◆ Exercise requirements:
Sort through the entries below and pull out lines containing the word "Windows".

START Data listing

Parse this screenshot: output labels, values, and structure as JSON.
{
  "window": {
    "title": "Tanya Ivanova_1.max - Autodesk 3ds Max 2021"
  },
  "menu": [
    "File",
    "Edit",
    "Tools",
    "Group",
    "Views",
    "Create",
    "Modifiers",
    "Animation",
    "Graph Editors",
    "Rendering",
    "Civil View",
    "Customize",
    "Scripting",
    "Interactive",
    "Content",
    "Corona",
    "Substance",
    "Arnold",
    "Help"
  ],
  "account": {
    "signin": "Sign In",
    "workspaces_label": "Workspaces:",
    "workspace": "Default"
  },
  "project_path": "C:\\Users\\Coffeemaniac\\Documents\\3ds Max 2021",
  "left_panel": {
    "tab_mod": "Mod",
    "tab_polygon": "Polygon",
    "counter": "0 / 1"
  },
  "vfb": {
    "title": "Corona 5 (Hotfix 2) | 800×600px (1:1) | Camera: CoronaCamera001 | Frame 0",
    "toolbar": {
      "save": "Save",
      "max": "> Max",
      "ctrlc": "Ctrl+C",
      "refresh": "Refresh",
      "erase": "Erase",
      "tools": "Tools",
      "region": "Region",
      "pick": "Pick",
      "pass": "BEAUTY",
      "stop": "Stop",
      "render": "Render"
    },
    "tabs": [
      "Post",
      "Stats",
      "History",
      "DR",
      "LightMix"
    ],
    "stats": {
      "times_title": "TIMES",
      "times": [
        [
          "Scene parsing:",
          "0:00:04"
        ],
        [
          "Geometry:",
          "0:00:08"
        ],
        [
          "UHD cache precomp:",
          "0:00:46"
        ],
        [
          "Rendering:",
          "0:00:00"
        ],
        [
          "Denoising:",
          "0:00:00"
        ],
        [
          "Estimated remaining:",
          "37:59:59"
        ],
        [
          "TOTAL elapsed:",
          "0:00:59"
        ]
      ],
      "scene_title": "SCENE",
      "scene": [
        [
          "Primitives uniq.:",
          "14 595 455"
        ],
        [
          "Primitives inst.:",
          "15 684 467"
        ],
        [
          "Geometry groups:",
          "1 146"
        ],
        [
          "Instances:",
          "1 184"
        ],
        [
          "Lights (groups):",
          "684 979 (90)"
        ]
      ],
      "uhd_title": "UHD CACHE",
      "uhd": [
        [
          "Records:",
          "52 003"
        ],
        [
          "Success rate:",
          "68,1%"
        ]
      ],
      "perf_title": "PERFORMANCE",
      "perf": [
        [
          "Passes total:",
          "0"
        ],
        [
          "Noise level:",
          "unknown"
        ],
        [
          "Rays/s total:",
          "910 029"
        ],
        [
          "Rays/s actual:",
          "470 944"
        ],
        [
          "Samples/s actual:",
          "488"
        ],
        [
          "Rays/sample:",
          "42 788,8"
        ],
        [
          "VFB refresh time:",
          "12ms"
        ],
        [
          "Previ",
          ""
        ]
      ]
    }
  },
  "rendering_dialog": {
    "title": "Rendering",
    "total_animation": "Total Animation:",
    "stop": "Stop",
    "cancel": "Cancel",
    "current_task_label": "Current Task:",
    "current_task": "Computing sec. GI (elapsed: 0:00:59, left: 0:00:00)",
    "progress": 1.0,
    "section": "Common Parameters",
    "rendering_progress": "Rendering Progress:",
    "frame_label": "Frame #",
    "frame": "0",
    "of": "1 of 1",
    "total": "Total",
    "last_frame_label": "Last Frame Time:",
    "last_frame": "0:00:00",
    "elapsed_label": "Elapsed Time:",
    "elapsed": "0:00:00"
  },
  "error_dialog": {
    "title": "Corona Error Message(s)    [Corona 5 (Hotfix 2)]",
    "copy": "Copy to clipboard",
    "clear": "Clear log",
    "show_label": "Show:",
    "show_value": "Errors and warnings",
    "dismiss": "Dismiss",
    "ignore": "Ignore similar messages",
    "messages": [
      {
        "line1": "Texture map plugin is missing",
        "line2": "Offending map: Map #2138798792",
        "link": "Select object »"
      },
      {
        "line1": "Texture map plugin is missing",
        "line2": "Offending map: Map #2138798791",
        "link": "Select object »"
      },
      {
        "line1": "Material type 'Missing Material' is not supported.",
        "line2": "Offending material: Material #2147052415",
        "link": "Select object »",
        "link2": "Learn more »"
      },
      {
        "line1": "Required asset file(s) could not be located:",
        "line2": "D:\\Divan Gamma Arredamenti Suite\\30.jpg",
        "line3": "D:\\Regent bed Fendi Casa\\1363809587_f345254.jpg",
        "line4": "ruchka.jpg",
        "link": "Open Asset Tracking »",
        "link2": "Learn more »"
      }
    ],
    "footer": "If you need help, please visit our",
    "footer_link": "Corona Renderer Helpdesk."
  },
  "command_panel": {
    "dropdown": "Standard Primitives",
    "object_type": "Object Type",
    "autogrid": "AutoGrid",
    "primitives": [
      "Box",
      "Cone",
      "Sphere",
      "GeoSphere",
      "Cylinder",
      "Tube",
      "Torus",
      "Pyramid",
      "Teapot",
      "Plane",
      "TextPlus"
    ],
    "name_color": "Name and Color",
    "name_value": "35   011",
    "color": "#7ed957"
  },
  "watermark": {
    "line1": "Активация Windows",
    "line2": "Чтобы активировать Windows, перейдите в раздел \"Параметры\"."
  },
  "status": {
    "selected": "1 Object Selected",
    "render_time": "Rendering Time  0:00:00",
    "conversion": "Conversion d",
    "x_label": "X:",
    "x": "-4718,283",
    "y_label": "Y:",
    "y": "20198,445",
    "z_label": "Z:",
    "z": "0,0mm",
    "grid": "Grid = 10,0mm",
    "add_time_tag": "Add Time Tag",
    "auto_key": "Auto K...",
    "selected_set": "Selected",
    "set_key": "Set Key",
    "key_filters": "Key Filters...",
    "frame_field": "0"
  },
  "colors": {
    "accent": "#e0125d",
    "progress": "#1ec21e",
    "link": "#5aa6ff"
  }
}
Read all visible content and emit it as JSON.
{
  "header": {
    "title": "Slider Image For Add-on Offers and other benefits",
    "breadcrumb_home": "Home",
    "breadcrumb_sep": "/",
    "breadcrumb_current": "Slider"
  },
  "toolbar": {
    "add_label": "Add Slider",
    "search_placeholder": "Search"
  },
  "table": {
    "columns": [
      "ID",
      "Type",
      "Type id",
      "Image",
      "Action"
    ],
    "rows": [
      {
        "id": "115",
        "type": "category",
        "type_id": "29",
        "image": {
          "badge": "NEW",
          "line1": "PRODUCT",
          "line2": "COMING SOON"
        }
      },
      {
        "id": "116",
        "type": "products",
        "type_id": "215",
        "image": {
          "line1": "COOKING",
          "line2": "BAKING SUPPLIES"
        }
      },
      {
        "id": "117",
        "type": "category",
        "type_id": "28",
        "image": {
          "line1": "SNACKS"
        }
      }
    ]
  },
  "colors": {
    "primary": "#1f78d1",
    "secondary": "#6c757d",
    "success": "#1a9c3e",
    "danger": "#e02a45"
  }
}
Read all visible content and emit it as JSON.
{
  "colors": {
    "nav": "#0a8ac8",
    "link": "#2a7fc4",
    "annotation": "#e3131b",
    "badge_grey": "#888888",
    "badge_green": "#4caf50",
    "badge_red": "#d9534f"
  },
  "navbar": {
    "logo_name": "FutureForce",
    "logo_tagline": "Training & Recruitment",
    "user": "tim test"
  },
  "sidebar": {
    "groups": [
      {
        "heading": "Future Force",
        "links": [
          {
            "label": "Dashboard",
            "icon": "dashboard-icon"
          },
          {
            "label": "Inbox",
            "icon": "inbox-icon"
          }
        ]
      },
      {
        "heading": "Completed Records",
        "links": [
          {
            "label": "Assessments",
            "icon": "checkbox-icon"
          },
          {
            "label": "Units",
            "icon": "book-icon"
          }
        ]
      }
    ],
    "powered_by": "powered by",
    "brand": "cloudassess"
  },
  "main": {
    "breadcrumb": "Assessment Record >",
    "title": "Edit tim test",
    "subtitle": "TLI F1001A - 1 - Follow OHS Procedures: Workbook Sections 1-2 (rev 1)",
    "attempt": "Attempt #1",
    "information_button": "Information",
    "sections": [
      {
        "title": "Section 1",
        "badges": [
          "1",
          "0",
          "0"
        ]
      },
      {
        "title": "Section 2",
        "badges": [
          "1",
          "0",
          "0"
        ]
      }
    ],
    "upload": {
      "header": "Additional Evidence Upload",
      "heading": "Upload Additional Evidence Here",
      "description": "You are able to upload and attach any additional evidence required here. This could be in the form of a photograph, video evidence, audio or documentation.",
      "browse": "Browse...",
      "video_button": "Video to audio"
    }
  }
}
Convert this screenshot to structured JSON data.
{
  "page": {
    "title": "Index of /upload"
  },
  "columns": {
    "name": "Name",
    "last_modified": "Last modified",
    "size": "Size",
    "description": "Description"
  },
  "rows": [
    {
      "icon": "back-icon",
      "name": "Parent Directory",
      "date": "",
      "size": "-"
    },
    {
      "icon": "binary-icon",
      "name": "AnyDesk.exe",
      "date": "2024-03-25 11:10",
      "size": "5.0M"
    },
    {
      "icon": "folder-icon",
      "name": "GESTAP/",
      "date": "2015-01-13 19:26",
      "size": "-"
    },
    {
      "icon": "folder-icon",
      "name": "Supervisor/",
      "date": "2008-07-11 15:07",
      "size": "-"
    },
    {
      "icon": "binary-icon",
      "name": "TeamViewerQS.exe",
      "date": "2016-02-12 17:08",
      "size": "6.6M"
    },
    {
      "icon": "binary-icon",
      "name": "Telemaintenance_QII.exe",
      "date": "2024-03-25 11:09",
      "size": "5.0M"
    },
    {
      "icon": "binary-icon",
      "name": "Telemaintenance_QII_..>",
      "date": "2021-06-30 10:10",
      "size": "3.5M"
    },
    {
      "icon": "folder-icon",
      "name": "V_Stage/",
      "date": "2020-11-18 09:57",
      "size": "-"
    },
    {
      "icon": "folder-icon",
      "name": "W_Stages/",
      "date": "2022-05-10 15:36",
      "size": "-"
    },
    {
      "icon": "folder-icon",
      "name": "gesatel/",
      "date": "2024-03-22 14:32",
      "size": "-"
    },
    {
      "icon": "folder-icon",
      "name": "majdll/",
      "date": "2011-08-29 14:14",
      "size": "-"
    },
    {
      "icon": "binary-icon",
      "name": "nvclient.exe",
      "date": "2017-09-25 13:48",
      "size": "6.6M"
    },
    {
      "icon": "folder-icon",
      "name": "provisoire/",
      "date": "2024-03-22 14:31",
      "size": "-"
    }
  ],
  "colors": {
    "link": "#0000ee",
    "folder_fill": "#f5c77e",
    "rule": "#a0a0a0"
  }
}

END Data listing

◆ Result below:
    "line1": "Активация Windows",
    "line2": "Чтобы активировать Windows, перейдите в раздел \"Параметры\"."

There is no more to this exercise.